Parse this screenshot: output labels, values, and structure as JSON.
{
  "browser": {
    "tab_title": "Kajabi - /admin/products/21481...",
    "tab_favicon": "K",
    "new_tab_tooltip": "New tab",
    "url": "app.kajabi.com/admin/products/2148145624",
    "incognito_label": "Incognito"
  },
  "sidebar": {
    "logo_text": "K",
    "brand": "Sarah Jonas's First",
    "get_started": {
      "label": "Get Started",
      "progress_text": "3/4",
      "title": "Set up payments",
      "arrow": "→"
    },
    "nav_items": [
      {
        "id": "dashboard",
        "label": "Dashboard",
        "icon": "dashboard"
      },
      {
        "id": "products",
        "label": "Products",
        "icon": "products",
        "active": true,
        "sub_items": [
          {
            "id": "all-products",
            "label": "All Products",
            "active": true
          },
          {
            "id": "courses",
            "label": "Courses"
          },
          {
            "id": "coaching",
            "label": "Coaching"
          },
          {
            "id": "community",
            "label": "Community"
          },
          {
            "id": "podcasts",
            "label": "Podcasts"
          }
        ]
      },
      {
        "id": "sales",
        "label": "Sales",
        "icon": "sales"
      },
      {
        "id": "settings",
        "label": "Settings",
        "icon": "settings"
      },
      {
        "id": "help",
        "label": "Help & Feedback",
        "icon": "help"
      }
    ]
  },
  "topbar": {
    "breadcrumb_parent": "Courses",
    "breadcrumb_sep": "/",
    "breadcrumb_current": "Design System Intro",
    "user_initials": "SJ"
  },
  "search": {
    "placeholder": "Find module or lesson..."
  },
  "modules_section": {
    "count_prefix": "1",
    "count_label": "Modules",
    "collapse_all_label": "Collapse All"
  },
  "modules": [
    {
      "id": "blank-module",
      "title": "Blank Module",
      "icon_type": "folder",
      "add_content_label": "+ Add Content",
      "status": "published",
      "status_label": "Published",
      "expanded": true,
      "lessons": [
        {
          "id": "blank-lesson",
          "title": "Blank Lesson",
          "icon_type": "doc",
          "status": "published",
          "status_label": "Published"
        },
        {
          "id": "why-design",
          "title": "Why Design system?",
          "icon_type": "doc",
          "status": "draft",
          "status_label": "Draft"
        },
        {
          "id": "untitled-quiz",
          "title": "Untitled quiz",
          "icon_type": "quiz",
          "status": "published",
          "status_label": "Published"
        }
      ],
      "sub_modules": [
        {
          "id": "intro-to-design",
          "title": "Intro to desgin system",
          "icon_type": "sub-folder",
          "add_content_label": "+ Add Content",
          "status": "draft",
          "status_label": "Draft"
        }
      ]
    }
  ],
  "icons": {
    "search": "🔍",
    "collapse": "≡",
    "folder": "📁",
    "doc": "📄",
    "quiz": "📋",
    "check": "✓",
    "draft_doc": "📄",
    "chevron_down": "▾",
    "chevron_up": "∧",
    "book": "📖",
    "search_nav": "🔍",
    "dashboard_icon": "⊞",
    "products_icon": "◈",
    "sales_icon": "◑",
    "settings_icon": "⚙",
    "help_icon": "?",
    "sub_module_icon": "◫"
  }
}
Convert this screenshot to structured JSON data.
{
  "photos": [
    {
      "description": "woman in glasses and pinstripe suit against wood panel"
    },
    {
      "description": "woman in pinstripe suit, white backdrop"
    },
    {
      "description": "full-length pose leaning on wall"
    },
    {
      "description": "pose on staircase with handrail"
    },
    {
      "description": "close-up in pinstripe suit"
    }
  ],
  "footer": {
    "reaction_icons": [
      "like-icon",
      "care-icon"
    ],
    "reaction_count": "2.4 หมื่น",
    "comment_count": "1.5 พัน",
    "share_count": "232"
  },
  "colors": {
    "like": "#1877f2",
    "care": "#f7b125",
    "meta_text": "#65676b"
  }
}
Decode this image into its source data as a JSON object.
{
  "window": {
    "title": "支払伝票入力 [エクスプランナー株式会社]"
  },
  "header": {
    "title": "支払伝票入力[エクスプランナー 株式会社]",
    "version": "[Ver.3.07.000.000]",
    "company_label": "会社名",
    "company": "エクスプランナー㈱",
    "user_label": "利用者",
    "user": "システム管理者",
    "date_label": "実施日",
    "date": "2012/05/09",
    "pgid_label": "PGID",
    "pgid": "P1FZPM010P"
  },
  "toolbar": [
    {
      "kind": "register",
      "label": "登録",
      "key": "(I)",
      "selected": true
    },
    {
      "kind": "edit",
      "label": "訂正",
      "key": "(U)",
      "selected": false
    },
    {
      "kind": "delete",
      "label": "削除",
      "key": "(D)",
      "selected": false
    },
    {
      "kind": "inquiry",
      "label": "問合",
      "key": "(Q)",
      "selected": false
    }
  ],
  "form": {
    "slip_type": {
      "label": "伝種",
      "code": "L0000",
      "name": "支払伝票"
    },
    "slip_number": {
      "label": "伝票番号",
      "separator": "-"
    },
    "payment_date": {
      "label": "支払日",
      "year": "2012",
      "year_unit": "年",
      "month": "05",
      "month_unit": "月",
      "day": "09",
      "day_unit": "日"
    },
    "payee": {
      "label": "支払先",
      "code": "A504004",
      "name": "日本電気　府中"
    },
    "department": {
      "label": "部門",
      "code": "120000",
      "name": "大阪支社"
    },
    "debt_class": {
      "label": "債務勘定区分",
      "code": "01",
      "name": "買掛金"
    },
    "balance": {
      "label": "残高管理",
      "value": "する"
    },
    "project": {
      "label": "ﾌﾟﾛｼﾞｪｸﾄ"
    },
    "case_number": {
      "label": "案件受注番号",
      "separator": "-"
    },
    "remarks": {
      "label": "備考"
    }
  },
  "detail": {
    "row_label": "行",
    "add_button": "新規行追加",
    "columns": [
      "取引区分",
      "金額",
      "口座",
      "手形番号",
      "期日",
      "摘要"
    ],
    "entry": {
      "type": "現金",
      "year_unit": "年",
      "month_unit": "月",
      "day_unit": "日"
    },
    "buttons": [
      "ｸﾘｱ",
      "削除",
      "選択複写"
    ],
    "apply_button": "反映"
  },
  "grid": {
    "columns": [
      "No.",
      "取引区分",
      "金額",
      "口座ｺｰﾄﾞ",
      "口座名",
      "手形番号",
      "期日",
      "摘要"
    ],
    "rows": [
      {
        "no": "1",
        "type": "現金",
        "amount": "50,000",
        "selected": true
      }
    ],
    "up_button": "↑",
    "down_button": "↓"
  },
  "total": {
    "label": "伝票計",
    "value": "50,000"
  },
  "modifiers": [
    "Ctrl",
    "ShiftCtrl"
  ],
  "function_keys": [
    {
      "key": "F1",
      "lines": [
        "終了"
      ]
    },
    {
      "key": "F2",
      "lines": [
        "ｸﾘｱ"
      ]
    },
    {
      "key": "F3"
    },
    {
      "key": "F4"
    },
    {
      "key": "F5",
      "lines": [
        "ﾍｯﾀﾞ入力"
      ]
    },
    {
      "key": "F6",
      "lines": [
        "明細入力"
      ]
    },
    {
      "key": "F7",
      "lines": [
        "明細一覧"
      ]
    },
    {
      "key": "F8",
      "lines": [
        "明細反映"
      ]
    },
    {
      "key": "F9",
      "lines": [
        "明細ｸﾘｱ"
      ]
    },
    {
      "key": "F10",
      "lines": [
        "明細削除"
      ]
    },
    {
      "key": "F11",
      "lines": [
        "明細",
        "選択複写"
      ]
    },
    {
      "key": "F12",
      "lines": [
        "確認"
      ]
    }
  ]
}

**What you are asked to do**: From the records above, extract every entry verbatim.

**Solution for this task**:
Parse this screenshot: output labels, values, and structure as JSON.
{
  "browser": {
    "tab_title": "Kajabi - /admin/products/21481...",
    "tab_favicon": "K",
    "new_tab_tooltip": "New tab",
    "url": "app.kajabi.com/admin/products/2148145624",
    "incognito_label": "Incognito"
  },
  "sidebar": {
    "logo_text": "K",
    "brand": "Sarah Jonas's First",
    "get_started": {
      "label": "Get Started",
      "progress_text": "3/4",
      "title": "Set up payments",
      "arrow": "→"
    },
    "nav_items": [
      {
        "id": "dashboard",
        "label": "Dashboard",
        "icon": "dashboard"
      },
      {
        "id": "products",
        "label": "Products",
        "icon": "products",
        "active": true,
        "sub_items": [
          {
            "id": "all-products",
            "label": "All Products",
            "active": true
          },
          {
            "id": "courses",
            "label": "Courses"
          },
          {
            "id": "coaching",
            "label": "Coaching"
          },
          {
            "id": "community",
            "label": "Community"
          },
          {
            "id": "podcasts",
            "label": "Podcasts"
          }
        ]
      },
      {
        "id": "sales",
        "label": "Sales",
        "icon": "sales"
      },
      {
        "id": "settings",
        "label": "Settings",
        "icon": "settings"
      },
      {
        "id": "help",
        "label": "Help & Feedback",
        "icon": "help"
      }
    ]
  },
  "topbar": {
    "breadcrumb_parent": "Courses",
    "breadcrumb_sep": "/",
    "breadcrumb_current": "Design System Intro",
    "user_initials": "SJ"
  },
  "search": {
    "placeholder": "Find module or lesson..."
  },
  "modules_section": {
    "count_prefix": "1",
    "count_label": "Modules",
    "collapse_all_label": "Collapse All"
  },
  "modules": [
    {
      "id": "blank-module",
      "title": "Blank Module",
      "icon_type": "folder",
      "add_content_label": "+ Add Content",
      "status": "published",
      "status_label": "Published",
      "expanded": true,
      "lessons": [
        {
          "id": "blank-lesson",
          "title": "Blank Lesson",
          "icon_type": "doc",
          "status": "published",
          "status_label": "Published"
        },
        {
          "id": "why-design",
          "title": "Why Design system?",
          "icon_type": "doc",
          "status": "draft",
          "status_label": "Draft"
        },
        {
          "id": "untitled-quiz",
          "title": "Untitled quiz",
          "icon_type": "quiz",
          "status": "published",
          "status_label": "Published"
        }
      ],
      "sub_modules": [
        {
          "id": "intro-to-design",
          "title": "Intro to desgin system",
          "icon_type": "sub-folder",
          "add_content_label": "+ Add Content",
          "status": "draft",
          "status_label": "Draft"
        }
      ]
    }
  ],
  "icons": {
    "search": "🔍",
    "collapse": "≡",
    "folder": "📁",
    "doc": "📄",
    "quiz": "📋",
    "check": "✓",
    "draft_doc": "📄",
    "chevron_down": "▾",
    "chevron_up": "∧",
    "book": "📖",
    "search_nav": "🔍",
    "dashboard_icon": "⊞",
    "products_icon": "◈",
    "sales_icon": "◑",
    "settings_icon": "⚙",
    "help_icon": "?",
    "sub_module_icon": "◫"
  }
}
Convert this screenshot to structured JSON data.
{
  "photos": [
    {
      "description": "woman in glasses and pinstripe suit against wood panel"
    },
    {
      "description": "woman in pinstripe suit, white backdrop"
    },
    {
      "description": "full-length pose leaning on wall"
    },
    {
      "description": "pose on staircase with handrail"
    },
    {
      "description": "close-up in pinstripe suit"
    }
  ],
  "footer": {
    "reaction_icons": [
      "like-icon",
      "care-icon"
    ],
    "reaction_count": "2.4 หมื่น",
    "comment_count": "1.5 พัน",
    "share_count": "232"
  },
  "colors": {
    "like": "#1877f2",
    "care": "#f7b125",
    "meta_text": "#65676b"
  }
}
Decode this image into its source data as a JSON object.
{
  "window": {
    "title": "支払伝票入力 [エクスプランナー株式会社]"
  },
  "header": {
    "title": "支払伝票入力[エクスプランナー 株式会社]",
    "version": "[Ver.3.07.000.000]",
    "company_label": "会社名",
    "company": "エクスプランナー㈱",
    "user_label": "利用者",
    "user": "システム管理者",
    "date_label": "実施日",
    "date": "2012/05/09",
    "pgid_label": "PGID",
    "pgid": "P1FZPM010P"
  },
  "toolbar": [
    {
      "kind": "register",
      "label": "登録",
      "key": "(I)",
      "selected": true
    },
    {
      "kind": "edit",
      "label": "訂正",
      "key": "(U)",
      "selected": false
    },
    {
      "kind": "delete",
      "label": "削除",
      "key": "(D)",
      "selected": false
    },
    {
      "kind": "inquiry",
      "label": "問合",
      "key": "(Q)",
      "selected": false
    }
  ],
  "form": {
    "slip_type": {
      "label": "伝種",
      "code": "L0000",
      "name": "支払伝票"
    },
    "slip_number": {
      "label": "伝票番号",
      "separator": "-"
    },
    "payment_date": {
      "label": "支払日",
      "year": "2012",
      "year_unit": "年",
      "month": "05",
      "month_unit": "月",
      "day": "09",
      "day_unit": "日"
    },
    "payee": {
      "label": "支払先",
      "code": "A504004",
      "name": "日本電気　府中"
    },
    "department": {
      "label": "部門",
      "code": "120000",
      "name": "大阪支社"
    },
    "debt_class": {
      "label": "債務勘定区分",
      "code": "01",
      "name": "買掛金"
    },
    "balance": {
      "label": "残高管理",
      "value": "する"
    },
    "project": {
      "label": "ﾌﾟﾛｼﾞｪｸﾄ"
    },
    "case_number": {
      "label": "案件受注番号",
      "separator": "-"
    },
    "remarks": {
      "label": "備考"
    }
  },
  "detail": {
    "row_label": "行",
    "add_button": "新規行追加",
    "columns": [
      "取引区分",
      "金額",
      "口座",
      "手形番号",
      "期日",
      "摘要"
    ],
    "entry": {
      "type": "現金",
      "year_unit": "年",
      "month_unit": "月",
      "day_unit": "日"
    },
    "buttons": [
      "ｸﾘｱ",
      "削除",
      "選択複写"
    ],
    "apply_button": "反映"
  },
  "grid": {
    "columns": [
      "No.",
      "取引区分",
      "金額",
      "口座ｺｰﾄﾞ",
      "口座名",
      "手形番号",
      "期日",
      "摘要"
    ],
    "rows": [
      {
        "no": "1",
        "type": "現金",
        "amount": "50,000",
        "selected": true
      }
    ],
    "up_button": "↑",
    "down_button": "↓"
  },
  "total": {
    "label": "伝票計",
    "value": "50,000"
  },
  "modifiers": [
    "Ctrl",
    "ShiftCtrl"
  ],
  "function_keys": [
    {
      "key": "F1",
      "lines": [
        "終了"
      ]
    },
    {
      "key": "F2",
      "lines": [
        "ｸﾘｱ"
      ]
    },
    {
      "key": "F3"
    },
    {
      "key": "F4"
    },
    {
      "key": "F5",
      "lines": [
        "ﾍｯﾀﾞ入力"
      ]
    },
    {
      "key": "F6",
      "lines": [
        "明細入力"
      ]
    },
    {
      "key": "F7",
      "lines": [
        "明細一覧"
      ]
    },
    {
      "key": "F8",
      "lines": [
        "明細反映"
      ]
    },
    {
      "key": "F9",
      "lines": [
        "明細ｸﾘｱ"
      ]
    },
    {
      "key": "F10",
      "lines": [
        "明細削除"
      ]
    },
    {
      "key": "F11",
      "lines": [
        "明細",
        "選択複写"
      ]
    },
    {
      "key": "F12",
      "lines": [
        "確認"
      ]
    }
  ]
}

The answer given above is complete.